A run of records

· · · · · · ·

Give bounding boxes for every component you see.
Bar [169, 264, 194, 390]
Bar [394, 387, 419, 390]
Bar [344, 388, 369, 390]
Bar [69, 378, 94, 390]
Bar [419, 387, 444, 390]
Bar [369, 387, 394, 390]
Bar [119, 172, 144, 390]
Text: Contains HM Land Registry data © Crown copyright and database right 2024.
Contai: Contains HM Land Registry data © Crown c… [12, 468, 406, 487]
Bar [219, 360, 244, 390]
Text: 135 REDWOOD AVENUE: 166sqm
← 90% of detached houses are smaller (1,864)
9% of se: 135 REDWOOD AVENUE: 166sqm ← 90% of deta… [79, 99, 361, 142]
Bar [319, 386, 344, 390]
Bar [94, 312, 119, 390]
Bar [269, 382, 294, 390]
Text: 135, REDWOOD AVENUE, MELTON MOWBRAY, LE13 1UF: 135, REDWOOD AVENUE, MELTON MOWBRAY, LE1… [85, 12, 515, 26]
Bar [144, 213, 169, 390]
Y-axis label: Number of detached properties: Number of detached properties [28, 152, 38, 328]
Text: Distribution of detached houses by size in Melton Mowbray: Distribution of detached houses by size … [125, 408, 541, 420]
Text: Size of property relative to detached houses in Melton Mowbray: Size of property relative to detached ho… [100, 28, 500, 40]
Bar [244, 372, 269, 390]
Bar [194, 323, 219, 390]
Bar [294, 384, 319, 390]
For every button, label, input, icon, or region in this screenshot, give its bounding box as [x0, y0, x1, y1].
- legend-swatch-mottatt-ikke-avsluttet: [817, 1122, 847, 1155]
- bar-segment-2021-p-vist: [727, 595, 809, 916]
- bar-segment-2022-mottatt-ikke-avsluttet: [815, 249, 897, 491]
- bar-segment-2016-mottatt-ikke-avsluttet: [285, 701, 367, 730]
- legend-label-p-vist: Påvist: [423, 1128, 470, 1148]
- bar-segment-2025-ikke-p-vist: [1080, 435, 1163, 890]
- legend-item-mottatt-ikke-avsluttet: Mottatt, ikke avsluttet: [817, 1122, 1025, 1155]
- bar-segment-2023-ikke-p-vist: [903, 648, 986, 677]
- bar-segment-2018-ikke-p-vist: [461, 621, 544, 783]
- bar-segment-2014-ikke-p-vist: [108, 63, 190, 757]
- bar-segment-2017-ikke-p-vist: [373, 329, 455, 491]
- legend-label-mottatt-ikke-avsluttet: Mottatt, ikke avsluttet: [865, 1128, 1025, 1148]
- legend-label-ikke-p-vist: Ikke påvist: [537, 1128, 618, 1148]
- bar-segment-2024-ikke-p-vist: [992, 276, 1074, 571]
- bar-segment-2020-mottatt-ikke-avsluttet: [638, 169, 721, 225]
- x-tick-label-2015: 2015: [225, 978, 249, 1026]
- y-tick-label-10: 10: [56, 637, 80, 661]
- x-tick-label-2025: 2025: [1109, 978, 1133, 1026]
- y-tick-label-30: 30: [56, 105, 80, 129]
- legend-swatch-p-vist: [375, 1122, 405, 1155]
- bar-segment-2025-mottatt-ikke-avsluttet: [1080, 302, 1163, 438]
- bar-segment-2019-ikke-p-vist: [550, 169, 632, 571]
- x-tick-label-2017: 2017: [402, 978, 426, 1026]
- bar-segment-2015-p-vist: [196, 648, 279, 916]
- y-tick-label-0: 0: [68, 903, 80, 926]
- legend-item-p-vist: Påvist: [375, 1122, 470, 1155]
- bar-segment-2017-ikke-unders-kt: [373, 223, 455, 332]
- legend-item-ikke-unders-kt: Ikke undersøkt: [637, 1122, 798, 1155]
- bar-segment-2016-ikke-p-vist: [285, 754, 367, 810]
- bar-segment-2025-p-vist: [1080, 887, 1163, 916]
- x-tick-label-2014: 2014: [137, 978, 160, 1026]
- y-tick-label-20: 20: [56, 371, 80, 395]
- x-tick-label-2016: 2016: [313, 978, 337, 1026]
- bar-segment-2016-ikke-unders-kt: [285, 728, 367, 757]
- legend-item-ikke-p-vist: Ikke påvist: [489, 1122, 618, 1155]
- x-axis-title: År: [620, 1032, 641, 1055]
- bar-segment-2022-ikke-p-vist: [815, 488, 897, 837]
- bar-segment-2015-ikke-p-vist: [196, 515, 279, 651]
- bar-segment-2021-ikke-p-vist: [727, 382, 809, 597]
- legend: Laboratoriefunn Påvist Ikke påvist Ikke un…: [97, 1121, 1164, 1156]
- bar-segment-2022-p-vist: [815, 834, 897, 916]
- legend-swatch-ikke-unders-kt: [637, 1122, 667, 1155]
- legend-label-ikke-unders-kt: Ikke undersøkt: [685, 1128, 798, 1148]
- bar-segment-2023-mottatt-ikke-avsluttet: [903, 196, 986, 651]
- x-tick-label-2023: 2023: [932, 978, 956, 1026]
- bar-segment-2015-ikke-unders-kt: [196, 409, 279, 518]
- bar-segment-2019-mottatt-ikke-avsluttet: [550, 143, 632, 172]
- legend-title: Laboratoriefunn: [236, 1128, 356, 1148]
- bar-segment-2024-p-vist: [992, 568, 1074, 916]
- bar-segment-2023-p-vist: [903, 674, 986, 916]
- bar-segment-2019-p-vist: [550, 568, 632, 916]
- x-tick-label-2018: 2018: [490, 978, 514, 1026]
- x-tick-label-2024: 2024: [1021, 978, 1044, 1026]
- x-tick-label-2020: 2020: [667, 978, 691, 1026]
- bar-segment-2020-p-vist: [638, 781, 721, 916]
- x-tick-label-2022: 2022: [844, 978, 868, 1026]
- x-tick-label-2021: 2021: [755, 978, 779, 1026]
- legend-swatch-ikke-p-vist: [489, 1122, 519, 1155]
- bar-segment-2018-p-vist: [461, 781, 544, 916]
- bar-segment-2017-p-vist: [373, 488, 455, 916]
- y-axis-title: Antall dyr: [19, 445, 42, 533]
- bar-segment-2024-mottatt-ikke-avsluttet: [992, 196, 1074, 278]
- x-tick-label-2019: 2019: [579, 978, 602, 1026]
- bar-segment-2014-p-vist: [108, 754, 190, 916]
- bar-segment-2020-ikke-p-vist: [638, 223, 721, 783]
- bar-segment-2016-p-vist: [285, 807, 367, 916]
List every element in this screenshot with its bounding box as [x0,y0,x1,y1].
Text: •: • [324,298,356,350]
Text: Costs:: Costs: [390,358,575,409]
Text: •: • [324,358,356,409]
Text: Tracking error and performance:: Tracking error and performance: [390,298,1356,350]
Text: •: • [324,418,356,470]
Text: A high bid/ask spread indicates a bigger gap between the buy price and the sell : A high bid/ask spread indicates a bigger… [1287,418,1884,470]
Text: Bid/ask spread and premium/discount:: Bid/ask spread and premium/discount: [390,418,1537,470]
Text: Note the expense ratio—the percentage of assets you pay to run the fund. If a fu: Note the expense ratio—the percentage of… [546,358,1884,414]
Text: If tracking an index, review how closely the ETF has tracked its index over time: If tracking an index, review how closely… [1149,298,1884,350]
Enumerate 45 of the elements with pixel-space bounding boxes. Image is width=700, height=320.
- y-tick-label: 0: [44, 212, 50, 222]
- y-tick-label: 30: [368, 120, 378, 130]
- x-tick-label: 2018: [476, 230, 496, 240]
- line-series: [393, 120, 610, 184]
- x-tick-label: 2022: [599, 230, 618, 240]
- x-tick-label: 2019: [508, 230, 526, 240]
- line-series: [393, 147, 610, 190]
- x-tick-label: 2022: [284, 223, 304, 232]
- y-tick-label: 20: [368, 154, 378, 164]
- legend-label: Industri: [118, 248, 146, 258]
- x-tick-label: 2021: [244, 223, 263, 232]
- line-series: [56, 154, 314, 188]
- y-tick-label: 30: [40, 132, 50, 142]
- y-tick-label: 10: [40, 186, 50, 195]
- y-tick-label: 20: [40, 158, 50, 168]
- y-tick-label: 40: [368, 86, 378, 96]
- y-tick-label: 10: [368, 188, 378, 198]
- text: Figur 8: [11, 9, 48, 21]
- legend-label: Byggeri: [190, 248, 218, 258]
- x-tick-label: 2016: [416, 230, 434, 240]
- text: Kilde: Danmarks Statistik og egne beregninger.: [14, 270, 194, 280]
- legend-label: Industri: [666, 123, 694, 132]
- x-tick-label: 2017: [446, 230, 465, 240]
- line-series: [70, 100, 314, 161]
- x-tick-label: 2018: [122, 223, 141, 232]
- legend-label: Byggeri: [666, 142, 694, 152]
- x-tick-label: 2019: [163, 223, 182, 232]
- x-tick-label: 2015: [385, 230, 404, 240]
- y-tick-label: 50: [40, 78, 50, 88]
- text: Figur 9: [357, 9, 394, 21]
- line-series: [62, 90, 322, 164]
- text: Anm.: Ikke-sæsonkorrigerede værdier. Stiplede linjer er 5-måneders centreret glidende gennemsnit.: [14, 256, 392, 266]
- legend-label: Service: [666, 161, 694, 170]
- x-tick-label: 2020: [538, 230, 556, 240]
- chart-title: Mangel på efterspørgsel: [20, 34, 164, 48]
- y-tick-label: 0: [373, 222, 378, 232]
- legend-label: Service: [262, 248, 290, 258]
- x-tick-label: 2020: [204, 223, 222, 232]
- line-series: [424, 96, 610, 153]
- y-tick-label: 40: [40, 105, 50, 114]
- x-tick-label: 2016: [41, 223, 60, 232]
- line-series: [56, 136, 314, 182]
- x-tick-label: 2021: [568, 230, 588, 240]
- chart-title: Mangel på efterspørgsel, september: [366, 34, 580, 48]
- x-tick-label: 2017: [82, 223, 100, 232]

· · · · · · ·

Return the lines of the data above unchanged, starting with its first line and ending with the line that contains "Bar [144, 213, 169, 390]". Include both of those lines.

RESULT OF THIS EXERCISE:
Give bounding boxes for every component you see.
Bar [169, 264, 194, 390]
Bar [394, 387, 419, 390]
Bar [344, 388, 369, 390]
Bar [69, 378, 94, 390]
Bar [419, 387, 444, 390]
Bar [369, 387, 394, 390]
Bar [119, 172, 144, 390]
Text: Contains HM Land Registry data © Crown copyright and database right 2024.
Contai: Contains HM Land Registry data © Crown c… [12, 468, 406, 487]
Bar [219, 360, 244, 390]
Text: 135 REDWOOD AVENUE: 166sqm
← 90% of detached houses are smaller (1,864)
9% of se: 135 REDWOOD AVENUE: 166sqm ← 90% of deta… [79, 99, 361, 142]
Bar [319, 386, 344, 390]
Bar [94, 312, 119, 390]
Bar [269, 382, 294, 390]
Text: 135, REDWOOD AVENUE, MELTON MOWBRAY, LE13 1UF: 135, REDWOOD AVENUE, MELTON MOWBRAY, LE1… [85, 12, 515, 26]
Bar [144, 213, 169, 390]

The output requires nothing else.